** Aim of the task **
Please work out how many lines in the material contain "Tuner" and give only that figure.

━━━ Stored data ━━━

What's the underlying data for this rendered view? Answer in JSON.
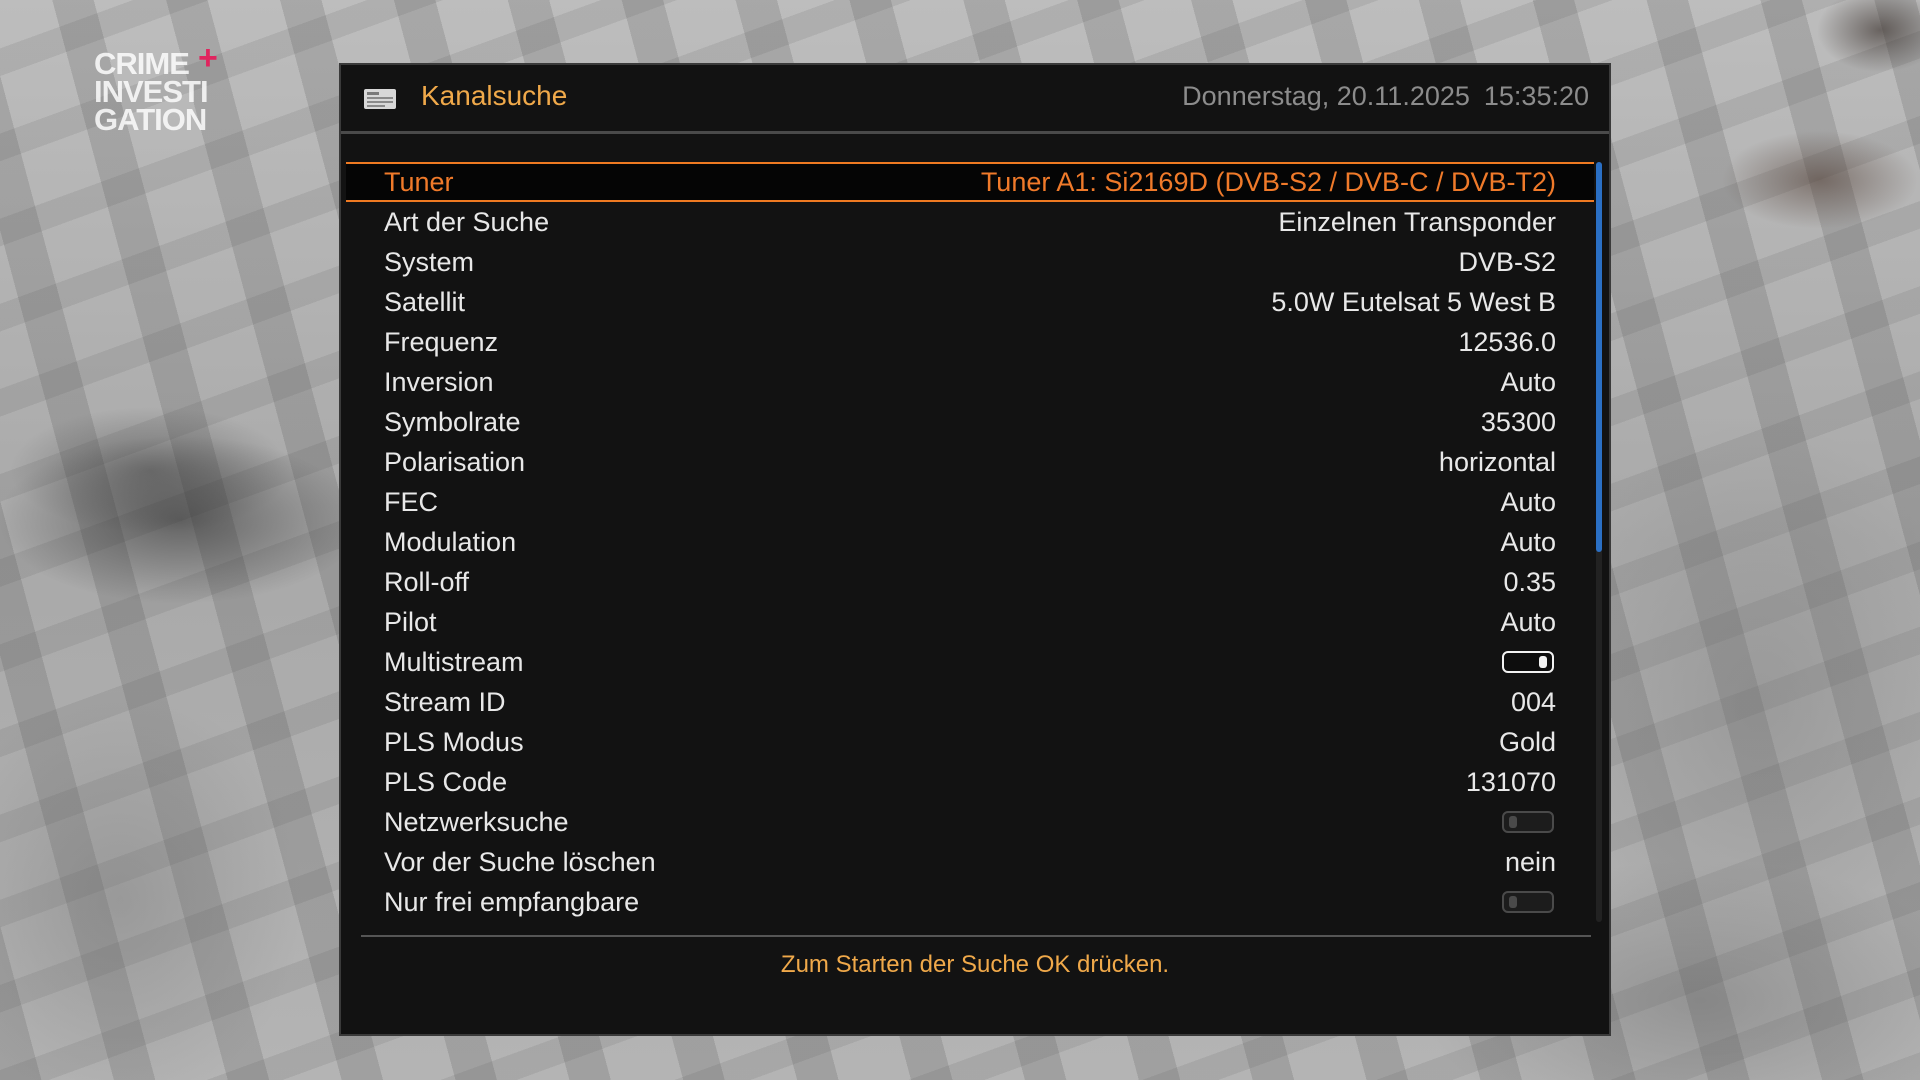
{
  "logo": {
    "lines": [
      "CRIME",
      "INVESTI",
      "GATION"
    ],
    "plus": "+"
  },
  "header": {
    "title": "Kanalsuche",
    "date": "Donnerstag, 20.11.2025",
    "time": "15:35:20",
    "icon": "tv-scan-icon"
  },
  "rows": [
    {
      "label": "Tuner",
      "value": "Tuner A1: Si2169D (DVB-S2 / DVB-C / DVB-T2)",
      "selected": true
    },
    {
      "label": "Art der Suche",
      "value": "Einzelnen Transponder"
    },
    {
      "label": "System",
      "value": "DVB-S2"
    },
    {
      "label": "Satellit",
      "value": "5.0W Eutelsat 5 West B"
    },
    {
      "label": "Frequenz",
      "value": "12536.0"
    },
    {
      "label": "Inversion",
      "value": "Auto"
    },
    {
      "label": "Symbolrate",
      "value": "35300"
    },
    {
      "label": "Polarisation",
      "value": "horizontal"
    },
    {
      "label": "FEC",
      "value": "Auto"
    },
    {
      "label": "Modulation",
      "value": "Auto"
    },
    {
      "label": "Roll-off",
      "value": "0.35"
    },
    {
      "label": "Pilot",
      "value": "Auto"
    },
    {
      "label": "Multistream",
      "toggle": true
    },
    {
      "label": "Stream ID",
      "value": "004"
    },
    {
      "label": "PLS Modus",
      "value": "Gold"
    },
    {
      "label": "PLS Code",
      "value": "131070"
    },
    {
      "label": "Netzwerksuche",
      "toggle": false
    },
    {
      "label": "Vor der Suche löschen",
      "value": "nein"
    },
    {
      "label": "Nur frei empfangbare",
      "toggle": false
    }
  ],
  "footer": {
    "hint": "Zum Starten der Suche OK drücken."
  },
  "colors": {
    "accent": "#f0a94a",
    "selection": "#ef7a22",
    "scrollbar": "#2a6fc4"
  }
}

━━━

** Complete answer **
2